_DESCRIPTION OF THE TASK_: Write the records out again exactly, leaving no images in.
—————
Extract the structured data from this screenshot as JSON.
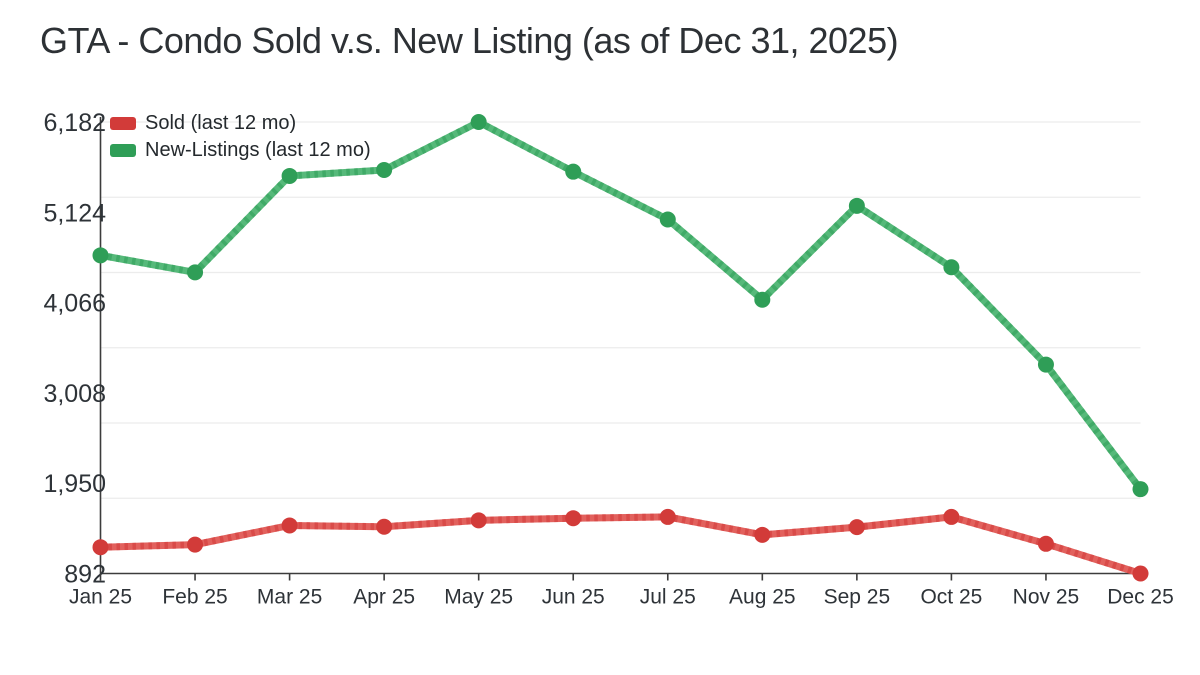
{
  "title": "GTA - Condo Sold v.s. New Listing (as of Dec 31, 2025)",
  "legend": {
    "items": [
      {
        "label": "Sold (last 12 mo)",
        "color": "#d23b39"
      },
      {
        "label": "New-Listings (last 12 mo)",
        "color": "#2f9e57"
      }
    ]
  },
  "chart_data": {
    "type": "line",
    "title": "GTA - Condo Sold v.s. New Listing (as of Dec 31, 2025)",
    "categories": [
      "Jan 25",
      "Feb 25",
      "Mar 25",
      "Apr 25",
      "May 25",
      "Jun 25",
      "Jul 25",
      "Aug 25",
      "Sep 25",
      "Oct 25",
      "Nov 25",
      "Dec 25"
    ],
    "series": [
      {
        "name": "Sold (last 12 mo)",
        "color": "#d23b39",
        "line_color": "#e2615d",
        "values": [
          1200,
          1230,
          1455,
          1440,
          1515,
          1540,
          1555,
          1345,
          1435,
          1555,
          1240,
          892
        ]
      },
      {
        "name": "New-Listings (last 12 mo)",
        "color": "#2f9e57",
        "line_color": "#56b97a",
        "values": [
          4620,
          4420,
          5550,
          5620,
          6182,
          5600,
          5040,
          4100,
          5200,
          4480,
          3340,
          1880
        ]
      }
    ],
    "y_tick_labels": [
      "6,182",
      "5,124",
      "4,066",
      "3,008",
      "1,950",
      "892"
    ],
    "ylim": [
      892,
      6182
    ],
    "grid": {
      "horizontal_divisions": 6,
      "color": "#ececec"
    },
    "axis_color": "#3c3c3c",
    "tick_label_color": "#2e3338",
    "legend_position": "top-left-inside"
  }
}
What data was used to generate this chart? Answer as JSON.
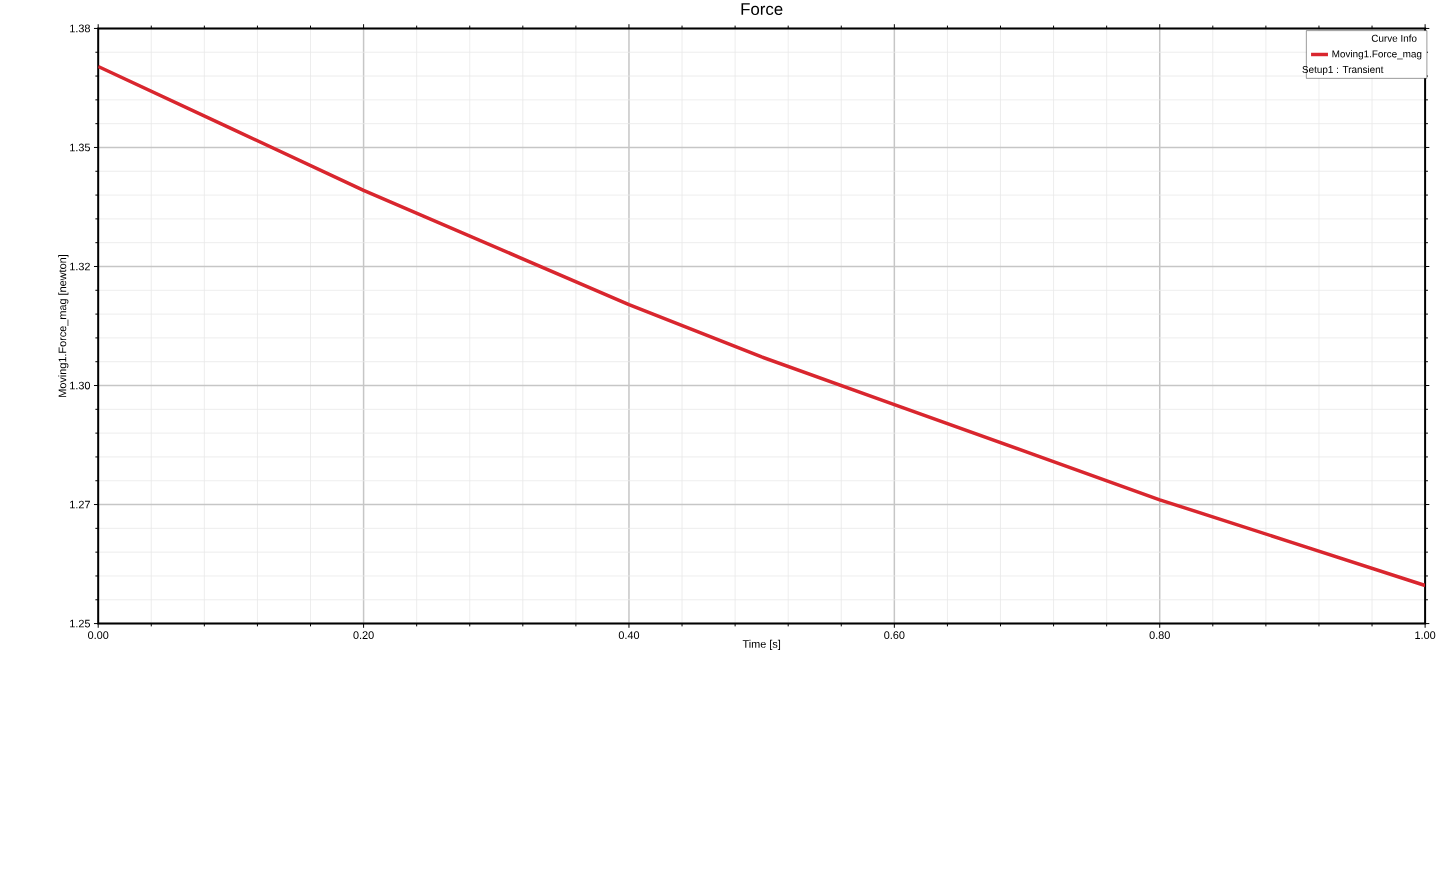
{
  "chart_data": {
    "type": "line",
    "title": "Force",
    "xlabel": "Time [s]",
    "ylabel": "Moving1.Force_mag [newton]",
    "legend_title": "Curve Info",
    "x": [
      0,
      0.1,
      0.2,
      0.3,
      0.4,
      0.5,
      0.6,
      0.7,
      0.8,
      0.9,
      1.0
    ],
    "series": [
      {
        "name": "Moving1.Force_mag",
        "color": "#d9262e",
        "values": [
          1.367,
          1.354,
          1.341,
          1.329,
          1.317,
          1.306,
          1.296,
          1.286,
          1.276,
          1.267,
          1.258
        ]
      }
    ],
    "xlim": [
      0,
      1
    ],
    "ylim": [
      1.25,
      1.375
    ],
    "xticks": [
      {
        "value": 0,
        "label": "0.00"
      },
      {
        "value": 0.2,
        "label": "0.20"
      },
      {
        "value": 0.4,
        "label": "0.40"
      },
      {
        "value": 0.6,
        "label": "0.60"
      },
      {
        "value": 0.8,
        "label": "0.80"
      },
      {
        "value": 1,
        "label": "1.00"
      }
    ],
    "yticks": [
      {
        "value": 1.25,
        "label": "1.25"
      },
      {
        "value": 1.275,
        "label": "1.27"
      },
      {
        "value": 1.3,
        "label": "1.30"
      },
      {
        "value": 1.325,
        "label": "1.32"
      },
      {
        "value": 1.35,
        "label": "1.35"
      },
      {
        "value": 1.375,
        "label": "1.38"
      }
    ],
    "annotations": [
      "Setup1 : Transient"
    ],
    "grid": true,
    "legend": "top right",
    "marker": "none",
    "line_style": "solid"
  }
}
—————
_TASK RESPONSE_:
Extract the structured data from this screenshot as JSON.
{
  "title": "GTA - Condo Sold v.s. New Listing (as of Dec 31, 2025)",
  "legend": {
    "items": [
      {
        "label": "Sold (last 12 mo)",
        "color": "#d23b39"
      },
      {
        "label": "New-Listings (last 12 mo)",
        "color": "#2f9e57"
      }
    ]
  },
  "chart_data": {
    "type": "line",
    "title": "GTA - Condo Sold v.s. New Listing (as of Dec 31, 2025)",
    "categories": [
      "Jan 25",
      "Feb 25",
      "Mar 25",
      "Apr 25",
      "May 25",
      "Jun 25",
      "Jul 25",
      "Aug 25",
      "Sep 25",
      "Oct 25",
      "Nov 25",
      "Dec 25"
    ],
    "series": [
      {
        "name": "Sold (last 12 mo)",
        "color": "#d23b39",
        "line_color": "#e2615d",
        "values": [
          1200,
          1230,
          1455,
          1440,
          1515,
          1540,
          1555,
          1345,
          1435,
          1555,
          1240,
          892
        ]
      },
      {
        "name": "New-Listings (last 12 mo)",
        "color": "#2f9e57",
        "line_color": "#56b97a",
        "values": [
          4620,
          4420,
          5550,
          5620,
          6182,
          5600,
          5040,
          4100,
          5200,
          4480,
          3340,
          1880
        ]
      }
    ],
    "y_tick_labels": [
      "6,182",
      "5,124",
      "4,066",
      "3,008",
      "1,950",
      "892"
    ],
    "ylim": [
      892,
      6182
    ],
    "grid": {
      "horizontal_divisions": 6,
      "color": "#ececec"
    },
    "axis_color": "#3c3c3c",
    "tick_label_color": "#2e3338",
    "legend_position": "top-left-inside"
  }
}
What data was used to generate this chart? Answer as JSON.
{
  "chart_data": {
    "type": "line",
    "title": "Force",
    "xlabel": "Time [s]",
    "ylabel": "Moving1.Force_mag [newton]",
    "legend_title": "Curve Info",
    "x": [
      0,
      0.1,
      0.2,
      0.3,
      0.4,
      0.5,
      0.6,
      0.7,
      0.8,
      0.9,
      1.0
    ],
    "series": [
      {
        "name": "Moving1.Force_mag",
        "color": "#d9262e",
        "values": [
          1.367,
          1.354,
          1.341,
          1.329,
          1.317,
          1.306,
          1.296,
          1.286,
          1.276,
          1.267,
          1.258
        ]
      }
    ],
    "xlim": [
      0,
      1
    ],
    "ylim": [
      1.25,
      1.375
    ],
    "xticks": [
      {
        "value": 0,
        "label": "0.00"
      },
      {
        "value": 0.2,
        "label": "0.20"
      },
      {
        "value": 0.4,
        "label": "0.40"
      },
      {
        "value": 0.6,
        "label": "0.60"
      },
      {
        "value": 0.8,
        "label": "0.80"
      },
      {
        "value": 1,
        "label": "1.00"
      }
    ],
    "yticks": [
      {
        "value": 1.25,
        "label": "1.25"
      },
      {
        "value": 1.275,
        "label": "1.27"
      },
      {
        "value": 1.3,
        "label": "1.30"
      },
      {
        "value": 1.325,
        "label": "1.32"
      },
      {
        "value": 1.35,
        "label": "1.35"
      },
      {
        "value": 1.375,
        "label": "1.38"
      }
    ],
    "annotations": [
      "Setup1 : Transient"
    ],
    "grid": true,
    "legend": "top right",
    "marker": "none",
    "line_style": "solid"
  }
}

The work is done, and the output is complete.